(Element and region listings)
## start

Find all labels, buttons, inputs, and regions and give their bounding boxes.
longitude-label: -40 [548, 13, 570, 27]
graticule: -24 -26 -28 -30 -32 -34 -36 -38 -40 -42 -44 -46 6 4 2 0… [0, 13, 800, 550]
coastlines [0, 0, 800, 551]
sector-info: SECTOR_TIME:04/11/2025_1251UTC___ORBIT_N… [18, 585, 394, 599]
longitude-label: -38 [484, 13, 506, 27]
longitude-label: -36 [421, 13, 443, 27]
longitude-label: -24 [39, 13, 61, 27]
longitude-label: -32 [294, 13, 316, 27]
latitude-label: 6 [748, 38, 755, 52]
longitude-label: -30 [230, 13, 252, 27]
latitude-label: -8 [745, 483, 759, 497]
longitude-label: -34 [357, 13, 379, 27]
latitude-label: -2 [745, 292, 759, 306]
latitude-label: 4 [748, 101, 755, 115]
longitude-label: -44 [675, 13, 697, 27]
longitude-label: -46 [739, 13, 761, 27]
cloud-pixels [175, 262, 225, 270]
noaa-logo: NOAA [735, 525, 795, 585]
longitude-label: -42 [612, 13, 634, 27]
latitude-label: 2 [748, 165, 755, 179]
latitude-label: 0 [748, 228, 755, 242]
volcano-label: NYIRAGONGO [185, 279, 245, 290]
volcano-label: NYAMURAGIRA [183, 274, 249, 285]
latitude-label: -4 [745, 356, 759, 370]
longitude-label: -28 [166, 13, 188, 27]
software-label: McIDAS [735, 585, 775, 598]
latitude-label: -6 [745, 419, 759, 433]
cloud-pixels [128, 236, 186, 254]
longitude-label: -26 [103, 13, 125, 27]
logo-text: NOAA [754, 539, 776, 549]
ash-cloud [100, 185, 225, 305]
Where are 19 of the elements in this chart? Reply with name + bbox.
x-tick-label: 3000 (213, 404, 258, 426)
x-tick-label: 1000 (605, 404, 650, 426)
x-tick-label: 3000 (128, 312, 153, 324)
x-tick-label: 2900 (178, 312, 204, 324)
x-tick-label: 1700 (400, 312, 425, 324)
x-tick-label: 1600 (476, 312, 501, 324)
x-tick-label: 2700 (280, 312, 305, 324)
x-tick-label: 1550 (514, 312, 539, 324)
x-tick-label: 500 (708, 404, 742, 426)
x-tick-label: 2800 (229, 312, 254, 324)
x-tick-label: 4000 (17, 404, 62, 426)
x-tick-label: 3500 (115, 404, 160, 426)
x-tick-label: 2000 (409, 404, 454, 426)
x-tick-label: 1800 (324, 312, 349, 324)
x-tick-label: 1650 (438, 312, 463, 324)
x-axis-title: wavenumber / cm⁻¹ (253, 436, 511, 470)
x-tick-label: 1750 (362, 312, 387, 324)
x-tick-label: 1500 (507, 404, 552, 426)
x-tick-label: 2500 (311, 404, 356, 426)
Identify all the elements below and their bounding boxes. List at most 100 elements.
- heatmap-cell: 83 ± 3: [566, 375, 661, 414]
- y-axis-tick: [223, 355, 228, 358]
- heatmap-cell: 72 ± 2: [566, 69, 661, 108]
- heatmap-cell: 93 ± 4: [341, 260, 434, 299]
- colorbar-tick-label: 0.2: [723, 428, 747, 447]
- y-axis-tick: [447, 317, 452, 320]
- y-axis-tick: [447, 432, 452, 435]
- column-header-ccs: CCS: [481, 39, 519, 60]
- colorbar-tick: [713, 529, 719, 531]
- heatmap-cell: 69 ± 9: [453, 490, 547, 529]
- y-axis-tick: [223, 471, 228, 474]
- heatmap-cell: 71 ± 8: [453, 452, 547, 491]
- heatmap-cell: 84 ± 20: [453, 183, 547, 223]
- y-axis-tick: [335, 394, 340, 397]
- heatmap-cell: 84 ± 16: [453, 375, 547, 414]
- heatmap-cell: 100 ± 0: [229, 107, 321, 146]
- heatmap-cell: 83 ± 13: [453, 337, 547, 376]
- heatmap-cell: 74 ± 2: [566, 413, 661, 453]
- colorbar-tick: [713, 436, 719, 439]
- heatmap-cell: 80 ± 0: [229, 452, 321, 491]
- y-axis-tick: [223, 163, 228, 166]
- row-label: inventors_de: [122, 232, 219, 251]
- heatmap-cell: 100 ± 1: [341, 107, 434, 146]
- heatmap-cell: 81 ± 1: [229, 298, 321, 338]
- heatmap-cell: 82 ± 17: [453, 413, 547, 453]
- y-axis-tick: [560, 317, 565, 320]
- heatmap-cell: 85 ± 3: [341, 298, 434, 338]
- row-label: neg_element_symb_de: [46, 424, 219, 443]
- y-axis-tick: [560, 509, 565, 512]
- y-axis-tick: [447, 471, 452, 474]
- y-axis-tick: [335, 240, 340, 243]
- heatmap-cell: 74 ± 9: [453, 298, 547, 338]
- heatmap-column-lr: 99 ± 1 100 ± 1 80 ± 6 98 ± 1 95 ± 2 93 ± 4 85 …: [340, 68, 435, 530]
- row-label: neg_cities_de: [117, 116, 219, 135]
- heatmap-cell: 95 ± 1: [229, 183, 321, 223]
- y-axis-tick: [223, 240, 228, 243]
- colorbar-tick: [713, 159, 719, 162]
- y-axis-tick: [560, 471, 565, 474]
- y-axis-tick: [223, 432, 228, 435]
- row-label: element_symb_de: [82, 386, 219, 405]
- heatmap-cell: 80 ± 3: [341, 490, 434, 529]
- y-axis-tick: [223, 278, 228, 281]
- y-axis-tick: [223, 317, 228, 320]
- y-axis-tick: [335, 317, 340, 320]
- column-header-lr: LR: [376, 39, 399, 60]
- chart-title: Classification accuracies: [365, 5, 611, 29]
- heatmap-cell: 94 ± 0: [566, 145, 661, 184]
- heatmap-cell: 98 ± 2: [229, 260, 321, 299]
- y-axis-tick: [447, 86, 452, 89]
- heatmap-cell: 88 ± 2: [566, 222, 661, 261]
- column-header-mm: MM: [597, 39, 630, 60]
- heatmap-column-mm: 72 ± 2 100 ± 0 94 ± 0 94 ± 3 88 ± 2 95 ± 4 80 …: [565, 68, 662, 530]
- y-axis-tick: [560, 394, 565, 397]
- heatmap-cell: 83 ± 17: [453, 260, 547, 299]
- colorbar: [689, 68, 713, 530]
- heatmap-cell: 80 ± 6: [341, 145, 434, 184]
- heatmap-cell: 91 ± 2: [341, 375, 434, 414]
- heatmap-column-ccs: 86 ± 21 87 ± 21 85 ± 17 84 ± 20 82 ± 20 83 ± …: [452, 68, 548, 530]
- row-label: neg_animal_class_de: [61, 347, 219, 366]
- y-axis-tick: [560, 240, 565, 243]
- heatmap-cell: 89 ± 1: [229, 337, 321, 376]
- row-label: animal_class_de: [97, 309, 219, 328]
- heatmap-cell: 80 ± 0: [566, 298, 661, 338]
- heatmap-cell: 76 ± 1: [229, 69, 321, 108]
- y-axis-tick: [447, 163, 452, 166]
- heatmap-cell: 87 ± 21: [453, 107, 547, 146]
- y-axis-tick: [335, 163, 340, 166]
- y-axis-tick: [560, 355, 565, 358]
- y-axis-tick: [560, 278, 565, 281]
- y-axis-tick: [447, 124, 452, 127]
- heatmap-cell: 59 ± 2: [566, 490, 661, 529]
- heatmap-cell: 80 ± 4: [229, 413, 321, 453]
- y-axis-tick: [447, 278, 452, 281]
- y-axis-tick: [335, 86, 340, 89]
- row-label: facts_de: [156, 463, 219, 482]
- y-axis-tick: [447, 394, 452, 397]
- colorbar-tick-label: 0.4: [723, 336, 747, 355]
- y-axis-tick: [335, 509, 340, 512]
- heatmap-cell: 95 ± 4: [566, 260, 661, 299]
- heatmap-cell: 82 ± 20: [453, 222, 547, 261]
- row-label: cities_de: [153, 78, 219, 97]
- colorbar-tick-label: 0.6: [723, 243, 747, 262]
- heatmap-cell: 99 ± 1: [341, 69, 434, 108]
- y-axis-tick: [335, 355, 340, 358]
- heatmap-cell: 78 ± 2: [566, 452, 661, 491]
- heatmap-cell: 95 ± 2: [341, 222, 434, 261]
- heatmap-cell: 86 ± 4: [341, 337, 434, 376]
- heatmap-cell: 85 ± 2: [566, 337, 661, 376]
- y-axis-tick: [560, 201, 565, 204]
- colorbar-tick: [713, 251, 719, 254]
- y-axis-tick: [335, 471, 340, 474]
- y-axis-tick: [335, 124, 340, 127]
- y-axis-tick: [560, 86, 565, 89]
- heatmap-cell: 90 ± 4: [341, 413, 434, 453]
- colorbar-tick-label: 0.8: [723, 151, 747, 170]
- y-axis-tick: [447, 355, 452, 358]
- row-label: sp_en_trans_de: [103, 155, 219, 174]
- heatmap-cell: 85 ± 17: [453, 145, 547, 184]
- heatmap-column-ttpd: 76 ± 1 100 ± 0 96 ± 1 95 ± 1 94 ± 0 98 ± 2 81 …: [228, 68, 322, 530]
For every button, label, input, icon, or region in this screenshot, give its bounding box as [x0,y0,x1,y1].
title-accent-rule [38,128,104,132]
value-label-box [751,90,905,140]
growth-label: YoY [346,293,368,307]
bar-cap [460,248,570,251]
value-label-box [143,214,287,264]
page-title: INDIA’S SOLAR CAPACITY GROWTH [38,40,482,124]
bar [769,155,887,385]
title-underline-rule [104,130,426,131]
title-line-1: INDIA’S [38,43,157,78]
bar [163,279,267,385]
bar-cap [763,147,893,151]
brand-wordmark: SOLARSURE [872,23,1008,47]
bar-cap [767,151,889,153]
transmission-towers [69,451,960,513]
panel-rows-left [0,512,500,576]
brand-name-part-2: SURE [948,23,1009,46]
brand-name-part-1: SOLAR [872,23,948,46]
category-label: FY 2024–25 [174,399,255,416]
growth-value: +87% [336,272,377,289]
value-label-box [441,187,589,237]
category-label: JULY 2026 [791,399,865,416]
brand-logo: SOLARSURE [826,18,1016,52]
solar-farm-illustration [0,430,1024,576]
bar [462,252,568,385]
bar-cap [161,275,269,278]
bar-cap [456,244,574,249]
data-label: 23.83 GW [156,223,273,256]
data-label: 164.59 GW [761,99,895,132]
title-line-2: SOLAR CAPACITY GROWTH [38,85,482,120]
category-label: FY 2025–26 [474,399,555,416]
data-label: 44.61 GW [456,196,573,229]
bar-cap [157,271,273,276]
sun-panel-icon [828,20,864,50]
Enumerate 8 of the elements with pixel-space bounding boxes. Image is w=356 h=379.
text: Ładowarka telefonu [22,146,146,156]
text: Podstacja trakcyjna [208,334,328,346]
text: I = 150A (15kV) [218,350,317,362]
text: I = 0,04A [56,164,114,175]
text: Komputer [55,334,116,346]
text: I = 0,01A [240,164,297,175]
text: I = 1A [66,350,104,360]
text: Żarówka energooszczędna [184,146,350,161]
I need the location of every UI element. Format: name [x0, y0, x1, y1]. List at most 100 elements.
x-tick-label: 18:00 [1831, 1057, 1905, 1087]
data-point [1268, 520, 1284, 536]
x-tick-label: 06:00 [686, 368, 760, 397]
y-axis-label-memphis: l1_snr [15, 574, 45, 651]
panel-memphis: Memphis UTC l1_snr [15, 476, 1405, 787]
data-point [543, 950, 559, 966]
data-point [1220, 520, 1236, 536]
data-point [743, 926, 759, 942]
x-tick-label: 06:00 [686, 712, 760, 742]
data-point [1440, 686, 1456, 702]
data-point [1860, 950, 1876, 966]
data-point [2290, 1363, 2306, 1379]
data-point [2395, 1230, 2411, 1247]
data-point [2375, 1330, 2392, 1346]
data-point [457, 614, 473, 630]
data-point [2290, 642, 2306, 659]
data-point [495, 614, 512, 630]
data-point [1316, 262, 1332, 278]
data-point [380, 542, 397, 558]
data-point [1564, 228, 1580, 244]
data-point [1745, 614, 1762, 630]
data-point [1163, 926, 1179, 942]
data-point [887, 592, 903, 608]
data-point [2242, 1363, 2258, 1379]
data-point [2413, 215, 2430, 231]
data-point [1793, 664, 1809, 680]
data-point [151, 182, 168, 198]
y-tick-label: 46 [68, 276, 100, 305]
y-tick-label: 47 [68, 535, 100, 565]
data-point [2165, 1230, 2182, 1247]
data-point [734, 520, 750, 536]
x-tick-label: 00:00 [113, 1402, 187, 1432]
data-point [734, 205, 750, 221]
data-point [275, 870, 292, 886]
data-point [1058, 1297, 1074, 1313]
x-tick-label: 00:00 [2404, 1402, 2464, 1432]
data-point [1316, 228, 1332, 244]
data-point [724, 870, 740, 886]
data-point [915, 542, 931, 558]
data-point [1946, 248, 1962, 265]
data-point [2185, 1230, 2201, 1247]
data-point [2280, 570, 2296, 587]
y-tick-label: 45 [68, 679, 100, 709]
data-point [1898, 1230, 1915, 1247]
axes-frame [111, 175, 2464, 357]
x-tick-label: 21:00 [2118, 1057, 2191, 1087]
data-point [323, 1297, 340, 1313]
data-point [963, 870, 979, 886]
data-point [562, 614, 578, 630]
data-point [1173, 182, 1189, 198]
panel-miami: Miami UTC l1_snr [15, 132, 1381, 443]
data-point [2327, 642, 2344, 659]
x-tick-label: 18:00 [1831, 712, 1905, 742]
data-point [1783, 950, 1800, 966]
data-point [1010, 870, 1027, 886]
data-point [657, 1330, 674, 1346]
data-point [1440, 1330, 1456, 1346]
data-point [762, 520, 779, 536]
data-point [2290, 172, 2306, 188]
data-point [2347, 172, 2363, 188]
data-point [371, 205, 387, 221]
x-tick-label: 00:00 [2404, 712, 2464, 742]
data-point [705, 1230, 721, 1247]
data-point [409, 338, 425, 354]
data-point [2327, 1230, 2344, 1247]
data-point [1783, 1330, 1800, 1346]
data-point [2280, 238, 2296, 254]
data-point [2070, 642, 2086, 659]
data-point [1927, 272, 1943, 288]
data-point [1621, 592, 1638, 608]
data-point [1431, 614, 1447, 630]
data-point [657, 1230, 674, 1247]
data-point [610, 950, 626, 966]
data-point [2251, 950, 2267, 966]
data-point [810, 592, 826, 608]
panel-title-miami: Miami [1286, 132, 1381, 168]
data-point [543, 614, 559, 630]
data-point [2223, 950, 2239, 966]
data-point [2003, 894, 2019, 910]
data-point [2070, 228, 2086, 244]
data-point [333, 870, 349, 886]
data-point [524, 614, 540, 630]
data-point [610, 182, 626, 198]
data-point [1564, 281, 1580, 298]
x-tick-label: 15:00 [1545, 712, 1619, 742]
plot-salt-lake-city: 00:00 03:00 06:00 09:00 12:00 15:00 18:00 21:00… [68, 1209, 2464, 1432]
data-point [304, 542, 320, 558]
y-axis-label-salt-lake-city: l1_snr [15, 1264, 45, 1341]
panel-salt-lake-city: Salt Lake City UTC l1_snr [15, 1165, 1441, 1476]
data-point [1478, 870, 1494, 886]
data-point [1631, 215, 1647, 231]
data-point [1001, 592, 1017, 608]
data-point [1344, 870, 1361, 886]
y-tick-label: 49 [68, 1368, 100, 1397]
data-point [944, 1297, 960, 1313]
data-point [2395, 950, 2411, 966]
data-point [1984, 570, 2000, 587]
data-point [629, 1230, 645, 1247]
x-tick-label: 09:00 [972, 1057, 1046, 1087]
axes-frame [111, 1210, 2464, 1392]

## end

◆ **SET TASK**
Rewrite the records as a Markdown table with the columns Row and Line, from the first line of the records through the line containing "logo-text: NOAA [754, 539, 776, 549]", both ends included. Put each line's number under Row and its text under Line, and leave out blank lines.

◆ **OUTPUT OF THE TASK**
| Row | Line |
|---|---|
| 1 | Find all labels, buttons, inputs, and regions and give their bounding boxes. |
| 2 | longitude-label: -40 [548, 13, 570, 27] |
| 3 | graticule: -24 -26 -28 -30 -32 -34 -36 -38 -40 -42 -44 -46 6 4 2 0… [0, 13, 800, 550] |
| 4 | coastlines [0, 0, 800, 551] |
| 5 | sector-info: SECTOR_TIME:04/11/2025_1251UTC___ORBIT_N… [18, 585, 394, 599] |
| 6 | longitude-label: -38 [484, 13, 506, 27] |
| 7 | longitude-label: -36 [421, 13, 443, 27] |
| 8 | longitude-label: -24 [39, 13, 61, 27] |
| 9 | longitude-label: -32 [294, 13, 316, 27] |
| 10 | latitude-label: 6 [748, 38, 755, 52] |
| 11 | longitude-label: -30 [230, 13, 252, 27] |
| 12 | latitude-label: -8 [745, 483, 759, 497] |
| 13 | longitude-label: -34 [357, 13, 379, 27] |
| 14 | latitude-label: -2 [745, 292, 759, 306] |
| 15 | latitude-label: 4 [748, 101, 755, 115] |
| 16 | longitude-label: -44 [675, 13, 697, 27] |
| 17 | longitude-label: -46 [739, 13, 761, 27] |
| 18 | cloud-pixels [175, 262, 225, 270] |
| 19 | noaa-logo: NOAA [735, 525, 795, 585] |
| 20 | longitude-label: -42 [612, 13, 634, 27] |
| 21 | latitude-label: 2 [748, 165, 755, 179] |
| 22 | latitude-label: 0 [748, 228, 755, 242] |
| 23 | volcano-label: NYIRAGONGO [185, 279, 245, 290] |
| 24 | volcano-label: NYAMURAGIRA [183, 274, 249, 285] |
| 25 | latitude-label: -4 [745, 356, 759, 370] |
| 26 | longitude-label: -28 [166, 13, 188, 27] |
| 27 | software-label: McIDAS [735, 585, 775, 598] |
| 28 | latitude-label: -6 [745, 419, 759, 433] |
| 29 | cloud-pixels [128, 236, 186, 254] |
| 30 | longitude-label: -26 [103, 13, 125, 27] |
| 31 | logo-text: NOAA [754, 539, 776, 549] |